*DESCRIPTION OF THE TASK*:
Images appear in the records below; leave them out and repeat everything else exactly.

++++ DATA IN THIS EXERCISE

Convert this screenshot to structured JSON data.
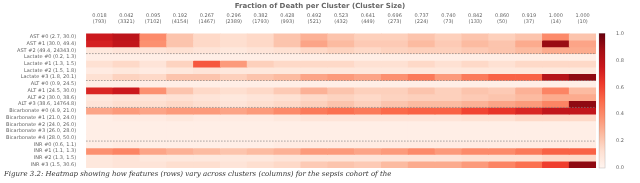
{
  "chart_data": {
    "type": "heatmap",
    "title": "Fraction of Death per Cluster (Cluster Size)",
    "caption": "Figure 3.2: Heatmap showing how features (rows) vary across clusters (columns) for the sepsis cohort of the",
    "categories": [
      "0.018\n(793)",
      "0.042\n(3321)",
      "0.095\n(7102)",
      "0.192\n(4154)",
      "0.267\n(1467)",
      "0.296\n(2389)",
      "0.382\n(1793)",
      "0.428\n(993)",
      "0.492\n(521)",
      "0.523\n(432)",
      "0.641\n(449)",
      "0.696\n(273)",
      "0.737\n(224)",
      "0.740\n(73)",
      "0.842\n(133)",
      "0.860\n(50)",
      "0.919\n(37)",
      "1.000\n(14)",
      "1.000\n(10)"
    ],
    "rows": [
      "AST #0 (2.7, 30.0)",
      "AST #1 (30.0, 49.4)",
      "AST #2 (49.4, 24343.0)",
      "Lactate #0 (0.2, 1.3)",
      "Lactate #1 (1.3, 1.5)",
      "Lactate #2 (1.5, 1.8)",
      "Lactate #3 (1.8, 20.1)",
      "ALT #0 (0.9, 24.5)",
      "ALT #1 (24.5, 30.0)",
      "ALT #2 (30.0, 38.6)",
      "ALT #3 (38.6, 14764.8)",
      "Bicarbonate #0 (4.9, 21.0)",
      "Bicarbonate #1 (21.0, 24.0)",
      "Bicarbonate #2 (24.0, 26.0)",
      "Bicarbonate #3 (26.0, 28.0)",
      "Bicarbonate #4 (28.0, 50.0)",
      "INR #0 (0.6, 1.1)",
      "INR #1 (1.1, 1.3)",
      "INR #2 (1.3, 1.5)",
      "INR #3 (1.5, 30.6)"
    ],
    "values": [
      [
        0.75,
        0.8,
        0.4,
        0.22,
        0.15,
        0.13,
        0.15,
        0.22,
        0.28,
        0.22,
        0.18,
        0.18,
        0.22,
        0.18,
        0.22,
        0.18,
        0.22,
        0.4,
        0.22
      ],
      [
        0.72,
        0.78,
        0.38,
        0.22,
        0.15,
        0.13,
        0.15,
        0.22,
        0.32,
        0.25,
        0.2,
        0.2,
        0.25,
        0.2,
        0.25,
        0.22,
        0.3,
        0.9,
        0.32
      ],
      [
        0.08,
        0.1,
        0.1,
        0.12,
        0.1,
        0.08,
        0.1,
        0.12,
        0.15,
        0.17,
        0.15,
        0.17,
        0.18,
        0.18,
        0.2,
        0.22,
        0.25,
        0.3,
        0.3
      ],
      [
        0.04,
        0.04,
        0.04,
        0.04,
        0.04,
        0.04,
        0.04,
        0.04,
        0.04,
        0.04,
        0.04,
        0.04,
        0.04,
        0.04,
        0.04,
        0.04,
        0.04,
        0.04,
        0.04
      ],
      [
        0.12,
        0.15,
        0.1,
        0.17,
        0.55,
        0.35,
        0.18,
        0.15,
        0.15,
        0.15,
        0.12,
        0.12,
        0.15,
        0.12,
        0.15,
        0.12,
        0.15,
        0.15,
        0.15
      ],
      [
        0.06,
        0.08,
        0.06,
        0.08,
        0.1,
        0.08,
        0.08,
        0.08,
        0.08,
        0.08,
        0.08,
        0.08,
        0.08,
        0.08,
        0.08,
        0.08,
        0.08,
        0.08,
        0.08
      ],
      [
        0.12,
        0.17,
        0.15,
        0.22,
        0.22,
        0.18,
        0.22,
        0.25,
        0.32,
        0.35,
        0.32,
        0.38,
        0.45,
        0.35,
        0.45,
        0.52,
        0.52,
        0.82,
        0.92
      ],
      [
        0.04,
        0.04,
        0.04,
        0.04,
        0.04,
        0.04,
        0.04,
        0.04,
        0.04,
        0.04,
        0.04,
        0.04,
        0.04,
        0.04,
        0.04,
        0.04,
        0.04,
        0.04,
        0.04
      ],
      [
        0.7,
        0.75,
        0.38,
        0.22,
        0.15,
        0.13,
        0.15,
        0.2,
        0.28,
        0.22,
        0.18,
        0.18,
        0.22,
        0.18,
        0.22,
        0.2,
        0.28,
        0.42,
        0.25
      ],
      [
        0.08,
        0.1,
        0.1,
        0.12,
        0.1,
        0.08,
        0.1,
        0.12,
        0.15,
        0.17,
        0.15,
        0.17,
        0.18,
        0.18,
        0.2,
        0.22,
        0.25,
        0.3,
        0.3
      ],
      [
        0.1,
        0.13,
        0.13,
        0.15,
        0.13,
        0.1,
        0.13,
        0.15,
        0.18,
        0.22,
        0.18,
        0.22,
        0.25,
        0.25,
        0.28,
        0.32,
        0.35,
        0.42,
        0.92
      ],
      [
        0.32,
        0.35,
        0.32,
        0.35,
        0.35,
        0.32,
        0.35,
        0.4,
        0.45,
        0.48,
        0.45,
        0.5,
        0.52,
        0.52,
        0.6,
        0.65,
        0.7,
        0.78,
        0.78
      ],
      [
        0.04,
        0.06,
        0.06,
        0.08,
        0.06,
        0.06,
        0.06,
        0.08,
        0.1,
        0.1,
        0.1,
        0.1,
        0.1,
        0.1,
        0.12,
        0.12,
        0.15,
        0.15,
        0.15
      ],
      [
        0.04,
        0.04,
        0.04,
        0.04,
        0.04,
        0.04,
        0.04,
        0.04,
        0.04,
        0.04,
        0.04,
        0.04,
        0.04,
        0.04,
        0.04,
        0.04,
        0.04,
        0.04,
        0.04
      ],
      [
        0.04,
        0.04,
        0.04,
        0.04,
        0.04,
        0.04,
        0.04,
        0.04,
        0.04,
        0.04,
        0.04,
        0.04,
        0.04,
        0.04,
        0.04,
        0.04,
        0.04,
        0.04,
        0.04
      ],
      [
        0.04,
        0.04,
        0.04,
        0.04,
        0.04,
        0.04,
        0.04,
        0.04,
        0.04,
        0.04,
        0.04,
        0.04,
        0.04,
        0.04,
        0.04,
        0.04,
        0.04,
        0.04,
        0.04
      ],
      [
        0.04,
        0.06,
        0.04,
        0.04,
        0.04,
        0.04,
        0.04,
        0.06,
        0.06,
        0.06,
        0.06,
        0.06,
        0.06,
        0.06,
        0.06,
        0.06,
        0.06,
        0.06,
        0.06
      ],
      [
        0.38,
        0.42,
        0.32,
        0.28,
        0.25,
        0.22,
        0.25,
        0.28,
        0.35,
        0.35,
        0.32,
        0.35,
        0.4,
        0.35,
        0.4,
        0.4,
        0.45,
        0.52,
        0.52
      ],
      [
        0.08,
        0.1,
        0.08,
        0.08,
        0.08,
        0.08,
        0.08,
        0.1,
        0.1,
        0.1,
        0.1,
        0.1,
        0.1,
        0.1,
        0.12,
        0.12,
        0.12,
        0.15,
        0.15
      ],
      [
        0.08,
        0.1,
        0.1,
        0.13,
        0.13,
        0.1,
        0.13,
        0.15,
        0.2,
        0.22,
        0.2,
        0.25,
        0.3,
        0.3,
        0.35,
        0.42,
        0.48,
        0.62,
        0.92
      ]
    ],
    "color": "Reds",
    "color_range": [
      0.0,
      1.0
    ],
    "color_ticks": [
      {
        "value": 0,
        "label": "0.0"
      },
      {
        "value": 0.2,
        "label": "0.2"
      },
      {
        "value": 0.4,
        "label": "0.4"
      },
      {
        "value": 0.6,
        "label": "0.6"
      },
      {
        "value": 0.8,
        "label": "0.8"
      },
      {
        "value": 1,
        "label": "1.0"
      }
    ],
    "separator_rows": [
      2,
      6,
      10,
      15
    ],
    "grid": false
  }
}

++++++++

*RESPONSE*:
Convert this screenshot to structured JSON data.
{
  "chart_data": {
    "type": "heatmap",
    "title": "Fraction of Death per Cluster (Cluster Size)",
    "caption": "Figure 3.2: Heatmap showing how features (rows) vary across clusters (columns) for the sepsis cohort of the",
    "categories": [
      "0.018\n(793)",
      "0.042\n(3321)",
      "0.095\n(7102)",
      "0.192\n(4154)",
      "0.267\n(1467)",
      "0.296\n(2389)",
      "0.382\n(1793)",
      "0.428\n(993)",
      "0.492\n(521)",
      "0.523\n(432)",
      "0.641\n(449)",
      "0.696\n(273)",
      "0.737\n(224)",
      "0.740\n(73)",
      "0.842\n(133)",
      "0.860\n(50)",
      "0.919\n(37)",
      "1.000\n(14)",
      "1.000\n(10)"
    ],
    "rows": [
      "AST #0 (2.7, 30.0)",
      "AST #1 (30.0, 49.4)",
      "AST #2 (49.4, 24343.0)",
      "Lactate #0 (0.2, 1.3)",
      "Lactate #1 (1.3, 1.5)",
      "Lactate #2 (1.5, 1.8)",
      "Lactate #3 (1.8, 20.1)",
      "ALT #0 (0.9, 24.5)",
      "ALT #1 (24.5, 30.0)",
      "ALT #2 (30.0, 38.6)",
      "ALT #3 (38.6, 14764.8)",
      "Bicarbonate #0 (4.9, 21.0)",
      "Bicarbonate #1 (21.0, 24.0)",
      "Bicarbonate #2 (24.0, 26.0)",
      "Bicarbonate #3 (26.0, 28.0)",
      "Bicarbonate #4 (28.0, 50.0)",
      "INR #0 (0.6, 1.1)",
      "INR #1 (1.1, 1.3)",
      "INR #2 (1.3, 1.5)",
      "INR #3 (1.5, 30.6)"
    ],
    "values": [
      [
        0.75,
        0.8,
        0.4,
        0.22,
        0.15,
        0.13,
        0.15,
        0.22,
        0.28,
        0.22,
        0.18,
        0.18,
        0.22,
        0.18,
        0.22,
        0.18,
        0.22,
        0.4,
        0.22
      ],
      [
        0.72,
        0.78,
        0.38,
        0.22,
        0.15,
        0.13,
        0.15,
        0.22,
        0.32,
        0.25,
        0.2,
        0.2,
        0.25,
        0.2,
        0.25,
        0.22,
        0.3,
        0.9,
        0.32
      ],
      [
        0.08,
        0.1,
        0.1,
        0.12,
        0.1,
        0.08,
        0.1,
        0.12,
        0.15,
        0.17,
        0.15,
        0.17,
        0.18,
        0.18,
        0.2,
        0.22,
        0.25,
        0.3,
        0.3
      ],
      [
        0.04,
        0.04,
        0.04,
        0.04,
        0.04,
        0.04,
        0.04,
        0.04,
        0.04,
        0.04,
        0.04,
        0.04,
        0.04,
        0.04,
        0.04,
        0.04,
        0.04,
        0.04,
        0.04
      ],
      [
        0.12,
        0.15,
        0.1,
        0.17,
        0.55,
        0.35,
        0.18,
        0.15,
        0.15,
        0.15,
        0.12,
        0.12,
        0.15,
        0.12,
        0.15,
        0.12,
        0.15,
        0.15,
        0.15
      ],
      [
        0.06,
        0.08,
        0.06,
        0.08,
        0.1,
        0.08,
        0.08,
        0.08,
        0.08,
        0.08,
        0.08,
        0.08,
        0.08,
        0.08,
        0.08,
        0.08,
        0.08,
        0.08,
        0.08
      ],
      [
        0.12,
        0.17,
        0.15,
        0.22,
        0.22,
        0.18,
        0.22,
        0.25,
        0.32,
        0.35,
        0.32,
        0.38,
        0.45,
        0.35,
        0.45,
        0.52,
        0.52,
        0.82,
        0.92
      ],
      [
        0.04,
        0.04,
        0.04,
        0.04,
        0.04,
        0.04,
        0.04,
        0.04,
        0.04,
        0.04,
        0.04,
        0.04,
        0.04,
        0.04,
        0.04,
        0.04,
        0.04,
        0.04,
        0.04
      ],
      [
        0.7,
        0.75,
        0.38,
        0.22,
        0.15,
        0.13,
        0.15,
        0.2,
        0.28,
        0.22,
        0.18,
        0.18,
        0.22,
        0.18,
        0.22,
        0.2,
        0.28,
        0.42,
        0.25
      ],
      [
        0.08,
        0.1,
        0.1,
        0.12,
        0.1,
        0.08,
        0.1,
        0.12,
        0.15,
        0.17,
        0.15,
        0.17,
        0.18,
        0.18,
        0.2,
        0.22,
        0.25,
        0.3,
        0.3
      ],
      [
        0.1,
        0.13,
        0.13,
        0.15,
        0.13,
        0.1,
        0.13,
        0.15,
        0.18,
        0.22,
        0.18,
        0.22,
        0.25,
        0.25,
        0.28,
        0.32,
        0.35,
        0.42,
        0.92
      ],
      [
        0.32,
        0.35,
        0.32,
        0.35,
        0.35,
        0.32,
        0.35,
        0.4,
        0.45,
        0.48,
        0.45,
        0.5,
        0.52,
        0.52,
        0.6,
        0.65,
        0.7,
        0.78,
        0.78
      ],
      [
        0.04,
        0.06,
        0.06,
        0.08,
        0.06,
        0.06,
        0.06,
        0.08,
        0.1,
        0.1,
        0.1,
        0.1,
        0.1,
        0.1,
        0.12,
        0.12,
        0.15,
        0.15,
        0.15
      ],
      [
        0.04,
        0.04,
        0.04,
        0.04,
        0.04,
        0.04,
        0.04,
        0.04,
        0.04,
        0.04,
        0.04,
        0.04,
        0.04,
        0.04,
        0.04,
        0.04,
        0.04,
        0.04,
        0.04
      ],
      [
        0.04,
        0.04,
        0.04,
        0.04,
        0.04,
        0.04,
        0.04,
        0.04,
        0.04,
        0.04,
        0.04,
        0.04,
        0.04,
        0.04,
        0.04,
        0.04,
        0.04,
        0.04,
        0.04
      ],
      [
        0.04,
        0.04,
        0.04,
        0.04,
        0.04,
        0.04,
        0.04,
        0.04,
        0.04,
        0.04,
        0.04,
        0.04,
        0.04,
        0.04,
        0.04,
        0.04,
        0.04,
        0.04,
        0.04
      ],
      [
        0.04,
        0.06,
        0.04,
        0.04,
        0.04,
        0.04,
        0.04,
        0.06,
        0.06,
        0.06,
        0.06,
        0.06,
        0.06,
        0.06,
        0.06,
        0.06,
        0.06,
        0.06,
        0.06
      ],
      [
        0.38,
        0.42,
        0.32,
        0.28,
        0.25,
        0.22,
        0.25,
        0.28,
        0.35,
        0.35,
        0.32,
        0.35,
        0.4,
        0.35,
        0.4,
        0.4,
        0.45,
        0.52,
        0.52
      ],
      [
        0.08,
        0.1,
        0.08,
        0.08,
        0.08,
        0.08,
        0.08,
        0.1,
        0.1,
        0.1,
        0.1,
        0.1,
        0.1,
        0.1,
        0.12,
        0.12,
        0.12,
        0.15,
        0.15
      ],
      [
        0.08,
        0.1,
        0.1,
        0.13,
        0.13,
        0.1,
        0.13,
        0.15,
        0.2,
        0.22,
        0.2,
        0.25,
        0.3,
        0.3,
        0.35,
        0.42,
        0.48,
        0.62,
        0.92
      ]
    ],
    "color": "Reds",
    "color_range": [
      0.0,
      1.0
    ],
    "color_ticks": [
      {
        "value": 0,
        "label": "0.0"
      },
      {
        "value": 0.2,
        "label": "0.2"
      },
      {
        "value": 0.4,
        "label": "0.4"
      },
      {
        "value": 0.6,
        "label": "0.6"
      },
      {
        "value": 0.8,
        "label": "0.8"
      },
      {
        "value": 1,
        "label": "1.0"
      }
    ],
    "separator_rows": [
      2,
      6,
      10,
      15
    ],
    "grid": false
  }
}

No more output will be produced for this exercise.